TASK PROMPT: Find each line holding "group" and copy it out.

════════════════

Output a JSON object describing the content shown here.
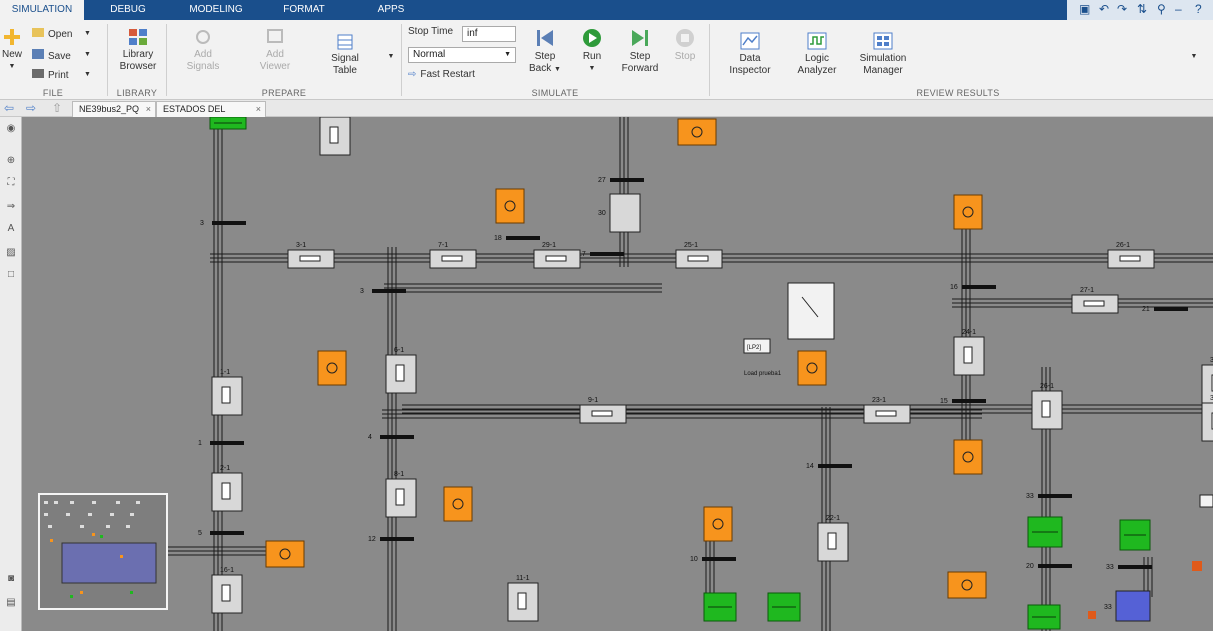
{
  "tabs": [
    "SIMULATION",
    "DEBUG",
    "MODELING",
    "FORMAT",
    "APPS"
  ],
  "file": {
    "new": "New",
    "open": "Open",
    "save": "Save",
    "print": "Print",
    "group": "FILE"
  },
  "library": {
    "label1": "Library",
    "label2": "Browser",
    "group": "LIBRARY"
  },
  "prepare": {
    "add_signals1": "Add",
    "add_signals2": "Signals",
    "add_viewer1": "Add",
    "add_viewer2": "Viewer",
    "signal_table1": "Signal",
    "signal_table2": "Table",
    "group": "PREPARE"
  },
  "simulate": {
    "stop_time_label": "Stop Time",
    "stop_time_value": "inf",
    "mode": "Normal",
    "fast_restart": "Fast Restart",
    "step_back1": "Step",
    "step_back2": "Back",
    "run": "Run",
    "step_forward1": "Step",
    "step_forward2": "Forward",
    "stop": "Stop",
    "group": "SIMULATE"
  },
  "review": {
    "data_inspector1": "Data",
    "data_inspector2": "Inspector",
    "logic_analyzer1": "Logic",
    "logic_analyzer2": "Analyzer",
    "sim_manager1": "Simulation",
    "sim_manager2": "Manager",
    "group": "REVIEW RESULTS"
  },
  "doc_tabs": [
    "NE39bus2_PQ",
    "ESTADOS DEL SISTEMA"
  ],
  "colors": {
    "orange": "#f7941d",
    "green": "#1fb81f",
    "blue": "#5561d6",
    "canvas": "#8a8a8a"
  },
  "diagram": {
    "line_labels": [
      "4-1",
      "3-1",
      "7-1",
      "29-1",
      "25-1",
      "26-1",
      "27-1",
      "30",
      "6-1",
      "1-1",
      "2-1",
      "16-1",
      "8-1",
      "11-1",
      "9-1",
      "23-1",
      "24-1",
      "26-1",
      "22-1",
      "34-1",
      "32"
    ],
    "bus_labels": [
      "3",
      "18",
      "17",
      "27",
      "3",
      "16",
      "21",
      "1",
      "4",
      "15",
      "14",
      "33",
      "5",
      "12",
      "10",
      "20",
      "33"
    ],
    "switch_tag": "[LP2]",
    "load_label": "Load prueba1"
  }
}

════════════════

RIGHT ANSWER:
    "group": "FILE"
    "group": "LIBRARY"
    "group": "PREPARE"
    "group": "SIMULATE"
    "group": "REVIEW RESULTS"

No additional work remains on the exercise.